Directions: Search the entries for the word "आयकर" and pull out each line that has it.

Collected data:
▼

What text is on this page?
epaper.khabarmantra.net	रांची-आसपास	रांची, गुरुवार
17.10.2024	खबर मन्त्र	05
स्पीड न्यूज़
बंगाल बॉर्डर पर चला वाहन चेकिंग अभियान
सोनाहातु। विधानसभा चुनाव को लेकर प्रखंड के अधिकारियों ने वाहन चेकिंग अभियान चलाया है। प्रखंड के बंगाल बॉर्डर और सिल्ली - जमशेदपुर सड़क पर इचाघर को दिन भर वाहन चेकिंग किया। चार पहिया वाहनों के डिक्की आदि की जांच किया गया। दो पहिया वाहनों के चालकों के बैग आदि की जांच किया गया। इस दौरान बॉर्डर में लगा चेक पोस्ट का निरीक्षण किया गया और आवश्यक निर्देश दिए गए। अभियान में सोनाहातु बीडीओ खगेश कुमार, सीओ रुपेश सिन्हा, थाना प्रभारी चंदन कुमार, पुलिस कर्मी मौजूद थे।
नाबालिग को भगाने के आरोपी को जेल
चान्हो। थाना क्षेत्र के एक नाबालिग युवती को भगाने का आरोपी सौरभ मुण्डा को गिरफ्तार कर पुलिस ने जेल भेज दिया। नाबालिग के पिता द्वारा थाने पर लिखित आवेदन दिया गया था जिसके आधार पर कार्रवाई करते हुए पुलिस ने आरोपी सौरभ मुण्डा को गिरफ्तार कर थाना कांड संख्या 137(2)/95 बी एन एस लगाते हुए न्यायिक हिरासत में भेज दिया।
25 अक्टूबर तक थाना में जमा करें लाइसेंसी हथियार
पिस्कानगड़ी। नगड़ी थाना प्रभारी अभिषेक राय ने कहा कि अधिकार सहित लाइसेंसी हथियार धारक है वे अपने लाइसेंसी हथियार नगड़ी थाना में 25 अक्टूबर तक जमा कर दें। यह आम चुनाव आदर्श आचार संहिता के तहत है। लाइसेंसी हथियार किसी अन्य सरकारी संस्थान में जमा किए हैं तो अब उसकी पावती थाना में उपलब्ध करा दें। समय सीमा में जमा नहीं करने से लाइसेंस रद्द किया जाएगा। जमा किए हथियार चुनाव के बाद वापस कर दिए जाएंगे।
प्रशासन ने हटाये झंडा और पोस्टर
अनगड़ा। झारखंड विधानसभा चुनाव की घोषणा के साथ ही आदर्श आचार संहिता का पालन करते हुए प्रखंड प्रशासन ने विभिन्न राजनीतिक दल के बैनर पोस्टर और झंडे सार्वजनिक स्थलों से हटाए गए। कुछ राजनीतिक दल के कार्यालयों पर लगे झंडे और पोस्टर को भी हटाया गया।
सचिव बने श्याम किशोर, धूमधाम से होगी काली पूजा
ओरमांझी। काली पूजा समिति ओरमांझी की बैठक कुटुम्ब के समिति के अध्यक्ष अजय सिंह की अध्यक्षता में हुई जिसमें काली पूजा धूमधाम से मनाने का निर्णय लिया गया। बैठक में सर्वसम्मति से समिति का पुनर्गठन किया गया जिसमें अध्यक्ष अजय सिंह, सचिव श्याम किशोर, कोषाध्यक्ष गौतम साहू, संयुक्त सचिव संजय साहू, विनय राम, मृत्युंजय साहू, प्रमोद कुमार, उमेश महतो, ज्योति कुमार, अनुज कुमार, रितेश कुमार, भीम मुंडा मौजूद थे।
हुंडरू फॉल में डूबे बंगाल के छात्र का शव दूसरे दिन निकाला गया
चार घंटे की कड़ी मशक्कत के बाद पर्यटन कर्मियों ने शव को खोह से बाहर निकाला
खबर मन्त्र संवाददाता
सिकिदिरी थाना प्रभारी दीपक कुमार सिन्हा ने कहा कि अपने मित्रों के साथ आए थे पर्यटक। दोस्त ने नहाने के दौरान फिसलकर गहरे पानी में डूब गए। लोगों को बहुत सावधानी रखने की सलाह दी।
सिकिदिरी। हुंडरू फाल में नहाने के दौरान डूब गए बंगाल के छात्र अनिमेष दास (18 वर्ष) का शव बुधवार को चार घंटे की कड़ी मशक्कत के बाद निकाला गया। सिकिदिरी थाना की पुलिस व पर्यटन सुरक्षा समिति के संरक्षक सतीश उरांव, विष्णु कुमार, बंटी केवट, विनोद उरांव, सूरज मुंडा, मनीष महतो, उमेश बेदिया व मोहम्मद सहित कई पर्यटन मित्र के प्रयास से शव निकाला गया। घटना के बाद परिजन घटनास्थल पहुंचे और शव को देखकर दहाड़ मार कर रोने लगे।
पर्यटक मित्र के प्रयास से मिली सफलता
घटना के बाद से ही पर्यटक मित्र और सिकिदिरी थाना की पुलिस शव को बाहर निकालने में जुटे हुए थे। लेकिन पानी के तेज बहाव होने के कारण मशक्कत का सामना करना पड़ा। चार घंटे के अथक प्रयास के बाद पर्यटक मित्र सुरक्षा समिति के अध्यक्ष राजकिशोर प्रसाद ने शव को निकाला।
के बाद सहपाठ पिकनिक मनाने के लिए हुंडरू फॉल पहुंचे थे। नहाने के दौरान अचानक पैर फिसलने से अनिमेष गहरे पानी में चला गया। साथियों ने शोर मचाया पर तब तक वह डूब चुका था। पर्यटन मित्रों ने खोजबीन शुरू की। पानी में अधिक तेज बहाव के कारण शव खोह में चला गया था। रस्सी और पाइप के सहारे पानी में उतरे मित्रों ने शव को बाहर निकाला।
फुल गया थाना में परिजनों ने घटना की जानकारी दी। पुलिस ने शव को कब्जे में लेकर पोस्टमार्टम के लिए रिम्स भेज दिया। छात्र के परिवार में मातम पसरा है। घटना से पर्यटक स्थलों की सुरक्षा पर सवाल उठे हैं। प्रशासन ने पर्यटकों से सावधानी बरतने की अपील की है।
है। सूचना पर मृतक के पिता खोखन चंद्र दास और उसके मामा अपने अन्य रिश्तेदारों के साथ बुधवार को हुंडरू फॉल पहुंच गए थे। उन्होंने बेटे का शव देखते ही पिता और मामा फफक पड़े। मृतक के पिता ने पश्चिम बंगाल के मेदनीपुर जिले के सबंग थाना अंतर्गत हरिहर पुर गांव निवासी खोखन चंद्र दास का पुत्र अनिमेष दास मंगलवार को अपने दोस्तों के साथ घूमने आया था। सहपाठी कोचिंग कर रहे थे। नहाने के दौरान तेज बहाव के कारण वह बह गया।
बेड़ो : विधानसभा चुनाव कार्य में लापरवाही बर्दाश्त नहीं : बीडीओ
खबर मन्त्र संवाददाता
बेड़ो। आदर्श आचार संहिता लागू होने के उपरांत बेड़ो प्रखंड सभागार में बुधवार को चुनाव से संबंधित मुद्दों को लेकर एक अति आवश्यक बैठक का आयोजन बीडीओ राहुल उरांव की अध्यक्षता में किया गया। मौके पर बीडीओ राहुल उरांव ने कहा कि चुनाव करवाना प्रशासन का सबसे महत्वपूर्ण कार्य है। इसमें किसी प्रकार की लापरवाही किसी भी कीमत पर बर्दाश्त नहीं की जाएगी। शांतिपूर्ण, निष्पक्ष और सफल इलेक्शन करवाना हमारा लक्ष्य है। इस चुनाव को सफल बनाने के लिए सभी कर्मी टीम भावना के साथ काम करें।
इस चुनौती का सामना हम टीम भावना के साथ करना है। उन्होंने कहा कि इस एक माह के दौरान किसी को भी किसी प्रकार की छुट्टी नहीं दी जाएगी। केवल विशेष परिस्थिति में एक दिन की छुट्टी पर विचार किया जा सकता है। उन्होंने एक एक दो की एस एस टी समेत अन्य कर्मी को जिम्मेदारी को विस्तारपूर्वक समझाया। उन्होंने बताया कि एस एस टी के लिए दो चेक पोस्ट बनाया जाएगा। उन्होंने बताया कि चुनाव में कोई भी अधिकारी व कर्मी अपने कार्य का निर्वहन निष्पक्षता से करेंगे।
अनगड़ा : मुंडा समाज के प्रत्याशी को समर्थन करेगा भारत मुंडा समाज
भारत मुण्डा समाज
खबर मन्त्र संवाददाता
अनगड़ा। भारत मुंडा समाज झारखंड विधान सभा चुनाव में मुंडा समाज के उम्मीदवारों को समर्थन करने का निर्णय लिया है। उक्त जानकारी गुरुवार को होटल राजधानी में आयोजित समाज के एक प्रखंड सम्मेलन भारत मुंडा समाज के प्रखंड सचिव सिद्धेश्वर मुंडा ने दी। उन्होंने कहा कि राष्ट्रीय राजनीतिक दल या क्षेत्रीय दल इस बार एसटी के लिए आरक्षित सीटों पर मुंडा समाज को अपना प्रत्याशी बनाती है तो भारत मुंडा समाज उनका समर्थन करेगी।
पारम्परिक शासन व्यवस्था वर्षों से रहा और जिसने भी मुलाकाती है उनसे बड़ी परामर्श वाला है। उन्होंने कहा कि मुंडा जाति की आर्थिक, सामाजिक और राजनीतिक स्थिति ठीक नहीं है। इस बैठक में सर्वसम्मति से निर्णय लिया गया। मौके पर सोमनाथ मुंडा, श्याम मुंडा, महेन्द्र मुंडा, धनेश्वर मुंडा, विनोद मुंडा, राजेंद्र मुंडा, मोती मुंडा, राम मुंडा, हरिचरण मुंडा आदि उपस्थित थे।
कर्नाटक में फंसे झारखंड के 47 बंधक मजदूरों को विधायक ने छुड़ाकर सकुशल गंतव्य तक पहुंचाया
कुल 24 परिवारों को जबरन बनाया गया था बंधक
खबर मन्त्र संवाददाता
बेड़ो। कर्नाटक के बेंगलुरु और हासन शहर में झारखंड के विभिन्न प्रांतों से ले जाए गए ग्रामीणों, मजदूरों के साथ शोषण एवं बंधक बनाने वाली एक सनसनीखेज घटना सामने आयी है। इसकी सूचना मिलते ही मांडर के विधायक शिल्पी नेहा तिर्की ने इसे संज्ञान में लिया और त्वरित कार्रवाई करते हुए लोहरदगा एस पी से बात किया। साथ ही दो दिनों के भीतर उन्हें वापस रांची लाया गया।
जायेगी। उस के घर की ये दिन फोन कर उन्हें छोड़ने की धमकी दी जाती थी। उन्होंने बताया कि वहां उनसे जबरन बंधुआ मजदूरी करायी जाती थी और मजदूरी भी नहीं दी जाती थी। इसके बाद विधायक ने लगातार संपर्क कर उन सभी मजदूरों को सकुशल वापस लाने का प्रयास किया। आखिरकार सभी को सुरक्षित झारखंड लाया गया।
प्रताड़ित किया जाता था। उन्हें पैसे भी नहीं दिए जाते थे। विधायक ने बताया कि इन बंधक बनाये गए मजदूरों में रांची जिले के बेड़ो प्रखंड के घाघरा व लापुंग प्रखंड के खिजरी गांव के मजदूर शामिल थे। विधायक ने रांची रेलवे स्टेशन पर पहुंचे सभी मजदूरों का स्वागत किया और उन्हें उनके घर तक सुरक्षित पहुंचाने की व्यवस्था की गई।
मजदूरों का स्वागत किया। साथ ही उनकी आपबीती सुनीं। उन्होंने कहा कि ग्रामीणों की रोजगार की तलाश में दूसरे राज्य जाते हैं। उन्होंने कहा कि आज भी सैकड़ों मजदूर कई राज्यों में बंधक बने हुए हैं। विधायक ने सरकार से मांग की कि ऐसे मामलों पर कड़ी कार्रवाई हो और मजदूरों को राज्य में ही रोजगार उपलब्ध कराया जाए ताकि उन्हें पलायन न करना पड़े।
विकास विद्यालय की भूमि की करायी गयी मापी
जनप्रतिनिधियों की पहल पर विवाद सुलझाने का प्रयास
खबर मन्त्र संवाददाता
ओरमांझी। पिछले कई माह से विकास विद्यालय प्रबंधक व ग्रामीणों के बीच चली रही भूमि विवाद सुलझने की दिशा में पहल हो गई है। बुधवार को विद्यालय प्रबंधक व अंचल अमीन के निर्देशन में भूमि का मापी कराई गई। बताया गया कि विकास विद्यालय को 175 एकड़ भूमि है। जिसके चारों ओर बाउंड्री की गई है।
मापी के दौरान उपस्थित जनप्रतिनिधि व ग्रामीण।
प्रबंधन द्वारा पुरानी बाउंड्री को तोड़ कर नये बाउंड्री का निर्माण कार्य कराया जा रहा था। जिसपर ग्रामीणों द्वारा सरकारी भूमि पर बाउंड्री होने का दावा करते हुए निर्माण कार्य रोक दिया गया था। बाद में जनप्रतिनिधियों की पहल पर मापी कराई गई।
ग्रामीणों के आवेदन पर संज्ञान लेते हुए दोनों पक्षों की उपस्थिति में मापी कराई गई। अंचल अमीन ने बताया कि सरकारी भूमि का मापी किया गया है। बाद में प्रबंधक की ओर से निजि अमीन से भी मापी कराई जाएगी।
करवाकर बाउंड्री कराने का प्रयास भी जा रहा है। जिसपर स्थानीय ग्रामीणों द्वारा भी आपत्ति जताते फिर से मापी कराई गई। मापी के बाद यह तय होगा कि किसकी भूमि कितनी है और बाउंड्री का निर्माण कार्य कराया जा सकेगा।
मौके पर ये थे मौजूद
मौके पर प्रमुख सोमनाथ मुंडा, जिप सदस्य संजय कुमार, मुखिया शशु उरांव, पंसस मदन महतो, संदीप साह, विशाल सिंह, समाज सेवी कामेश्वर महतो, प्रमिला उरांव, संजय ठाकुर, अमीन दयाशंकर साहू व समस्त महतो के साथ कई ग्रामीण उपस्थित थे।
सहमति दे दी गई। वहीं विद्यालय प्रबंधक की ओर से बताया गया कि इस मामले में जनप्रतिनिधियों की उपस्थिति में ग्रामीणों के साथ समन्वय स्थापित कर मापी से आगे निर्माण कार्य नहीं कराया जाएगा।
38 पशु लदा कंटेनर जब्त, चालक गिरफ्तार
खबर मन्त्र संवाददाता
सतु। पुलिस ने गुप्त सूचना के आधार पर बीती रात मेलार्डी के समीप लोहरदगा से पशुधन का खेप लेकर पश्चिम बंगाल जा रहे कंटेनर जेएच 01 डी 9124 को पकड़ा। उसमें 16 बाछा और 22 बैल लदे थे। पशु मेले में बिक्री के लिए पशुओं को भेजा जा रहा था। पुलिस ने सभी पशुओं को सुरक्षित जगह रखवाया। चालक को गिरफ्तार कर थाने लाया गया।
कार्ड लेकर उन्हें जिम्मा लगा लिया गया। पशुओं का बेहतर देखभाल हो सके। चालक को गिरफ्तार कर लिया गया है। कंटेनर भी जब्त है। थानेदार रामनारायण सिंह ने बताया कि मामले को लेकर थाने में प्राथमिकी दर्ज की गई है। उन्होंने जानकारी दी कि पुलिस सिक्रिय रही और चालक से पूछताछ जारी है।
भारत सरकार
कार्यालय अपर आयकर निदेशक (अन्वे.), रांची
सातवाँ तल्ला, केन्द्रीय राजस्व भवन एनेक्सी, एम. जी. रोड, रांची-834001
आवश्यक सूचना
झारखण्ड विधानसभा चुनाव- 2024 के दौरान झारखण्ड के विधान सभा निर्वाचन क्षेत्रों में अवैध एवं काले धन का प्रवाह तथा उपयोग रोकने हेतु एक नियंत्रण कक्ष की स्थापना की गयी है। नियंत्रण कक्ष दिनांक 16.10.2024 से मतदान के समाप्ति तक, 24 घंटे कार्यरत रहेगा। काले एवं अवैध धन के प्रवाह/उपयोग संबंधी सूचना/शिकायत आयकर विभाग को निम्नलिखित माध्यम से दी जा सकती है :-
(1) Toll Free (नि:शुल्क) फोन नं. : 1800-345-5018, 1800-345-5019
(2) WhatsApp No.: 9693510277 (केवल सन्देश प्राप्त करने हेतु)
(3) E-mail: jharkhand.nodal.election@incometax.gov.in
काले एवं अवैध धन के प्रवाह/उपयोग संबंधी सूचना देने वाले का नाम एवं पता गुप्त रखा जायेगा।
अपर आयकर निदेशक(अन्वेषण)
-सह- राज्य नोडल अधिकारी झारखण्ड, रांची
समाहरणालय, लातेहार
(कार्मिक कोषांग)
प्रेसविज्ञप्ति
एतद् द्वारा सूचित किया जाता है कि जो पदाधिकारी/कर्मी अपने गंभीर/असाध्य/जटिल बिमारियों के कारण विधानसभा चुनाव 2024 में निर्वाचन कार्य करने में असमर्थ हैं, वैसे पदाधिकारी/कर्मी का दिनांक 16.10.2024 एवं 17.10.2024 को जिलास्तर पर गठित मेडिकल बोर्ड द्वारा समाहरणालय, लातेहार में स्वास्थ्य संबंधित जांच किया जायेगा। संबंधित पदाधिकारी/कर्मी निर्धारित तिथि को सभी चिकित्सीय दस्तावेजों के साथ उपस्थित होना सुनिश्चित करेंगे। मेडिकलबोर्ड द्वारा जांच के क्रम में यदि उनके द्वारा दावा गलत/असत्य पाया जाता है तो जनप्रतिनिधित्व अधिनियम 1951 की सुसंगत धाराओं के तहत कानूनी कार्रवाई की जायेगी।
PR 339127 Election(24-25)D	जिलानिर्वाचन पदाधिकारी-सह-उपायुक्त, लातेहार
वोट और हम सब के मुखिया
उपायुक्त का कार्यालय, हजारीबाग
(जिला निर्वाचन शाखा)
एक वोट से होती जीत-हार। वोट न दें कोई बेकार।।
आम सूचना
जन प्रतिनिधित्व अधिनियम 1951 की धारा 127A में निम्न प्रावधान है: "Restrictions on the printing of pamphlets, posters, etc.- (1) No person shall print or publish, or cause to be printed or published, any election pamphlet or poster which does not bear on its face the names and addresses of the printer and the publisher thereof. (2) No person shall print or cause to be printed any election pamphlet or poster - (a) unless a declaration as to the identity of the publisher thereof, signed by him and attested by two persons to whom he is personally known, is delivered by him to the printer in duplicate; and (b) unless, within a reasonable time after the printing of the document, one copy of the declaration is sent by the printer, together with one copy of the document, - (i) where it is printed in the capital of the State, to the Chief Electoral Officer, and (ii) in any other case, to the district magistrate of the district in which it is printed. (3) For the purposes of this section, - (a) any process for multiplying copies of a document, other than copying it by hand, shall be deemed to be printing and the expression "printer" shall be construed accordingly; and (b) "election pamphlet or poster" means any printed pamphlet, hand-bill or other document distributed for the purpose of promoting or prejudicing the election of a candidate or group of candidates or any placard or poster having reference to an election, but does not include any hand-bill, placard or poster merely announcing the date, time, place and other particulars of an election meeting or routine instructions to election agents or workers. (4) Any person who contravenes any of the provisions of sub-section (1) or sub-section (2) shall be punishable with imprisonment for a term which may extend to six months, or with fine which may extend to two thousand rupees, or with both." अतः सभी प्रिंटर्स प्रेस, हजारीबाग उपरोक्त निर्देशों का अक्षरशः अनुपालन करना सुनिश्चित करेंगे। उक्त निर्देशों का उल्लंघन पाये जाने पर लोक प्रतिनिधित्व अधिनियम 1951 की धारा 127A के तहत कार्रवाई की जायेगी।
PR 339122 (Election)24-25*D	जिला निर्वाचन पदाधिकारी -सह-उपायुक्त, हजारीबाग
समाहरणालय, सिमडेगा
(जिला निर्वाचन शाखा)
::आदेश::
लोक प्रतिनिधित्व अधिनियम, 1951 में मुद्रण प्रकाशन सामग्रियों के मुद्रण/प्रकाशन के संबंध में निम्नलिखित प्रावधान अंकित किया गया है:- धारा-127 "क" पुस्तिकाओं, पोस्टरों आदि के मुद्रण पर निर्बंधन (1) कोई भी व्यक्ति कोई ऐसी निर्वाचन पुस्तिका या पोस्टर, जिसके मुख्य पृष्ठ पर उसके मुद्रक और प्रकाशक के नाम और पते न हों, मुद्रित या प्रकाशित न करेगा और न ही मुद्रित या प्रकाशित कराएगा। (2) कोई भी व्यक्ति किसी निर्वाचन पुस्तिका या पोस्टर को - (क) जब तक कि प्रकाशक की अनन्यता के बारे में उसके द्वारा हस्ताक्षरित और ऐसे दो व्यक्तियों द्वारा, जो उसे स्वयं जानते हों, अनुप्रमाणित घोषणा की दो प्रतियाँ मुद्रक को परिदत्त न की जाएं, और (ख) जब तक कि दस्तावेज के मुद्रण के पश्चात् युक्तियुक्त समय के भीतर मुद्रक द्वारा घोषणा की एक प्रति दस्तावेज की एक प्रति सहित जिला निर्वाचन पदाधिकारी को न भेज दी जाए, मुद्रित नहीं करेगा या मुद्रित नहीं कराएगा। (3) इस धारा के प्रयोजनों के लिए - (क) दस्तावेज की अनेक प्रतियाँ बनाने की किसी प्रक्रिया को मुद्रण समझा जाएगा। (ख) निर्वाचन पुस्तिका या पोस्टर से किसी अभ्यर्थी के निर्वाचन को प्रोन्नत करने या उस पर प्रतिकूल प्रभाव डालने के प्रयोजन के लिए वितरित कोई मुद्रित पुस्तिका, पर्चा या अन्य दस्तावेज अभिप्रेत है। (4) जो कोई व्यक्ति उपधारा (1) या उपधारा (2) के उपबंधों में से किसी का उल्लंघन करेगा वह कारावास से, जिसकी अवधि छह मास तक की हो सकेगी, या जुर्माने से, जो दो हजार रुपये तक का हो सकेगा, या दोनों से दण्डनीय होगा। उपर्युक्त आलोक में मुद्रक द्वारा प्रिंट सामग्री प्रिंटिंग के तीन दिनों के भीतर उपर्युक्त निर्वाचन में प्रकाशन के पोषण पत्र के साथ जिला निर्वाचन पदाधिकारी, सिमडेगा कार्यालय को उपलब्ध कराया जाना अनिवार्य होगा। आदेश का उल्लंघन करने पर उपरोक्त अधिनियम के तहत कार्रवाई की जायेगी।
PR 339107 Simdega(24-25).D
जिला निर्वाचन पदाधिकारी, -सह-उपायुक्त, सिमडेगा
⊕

▲

Exercise result:
कार्यालय अपर आयकर निदेशक (अन्वे.), रांची
झारखण्ड विधानसभा चुनाव- 2024 के दौरान झारखण्ड के विधान सभा निर्वाचन क्षेत्रों में अवैध एवं काले धन का प्रवाह तथा उपयोग रोकने हेतु एक नियंत्रण कक्ष की स्थापना की गयी है। नियंत्रण कक्ष दिनांक 16.10.2024 से मतदान के समाप्ति तक, 24 घंटे कार्यरत रहेगा। काले एवं अवैध धन के प्रवाह/उपयोग संबंधी सूचना/शिकायत आयकर विभाग को निम्नलिखित माध्यम से दी जा सकती है :-
अपर आयकर निदेशक(अन्वेषण)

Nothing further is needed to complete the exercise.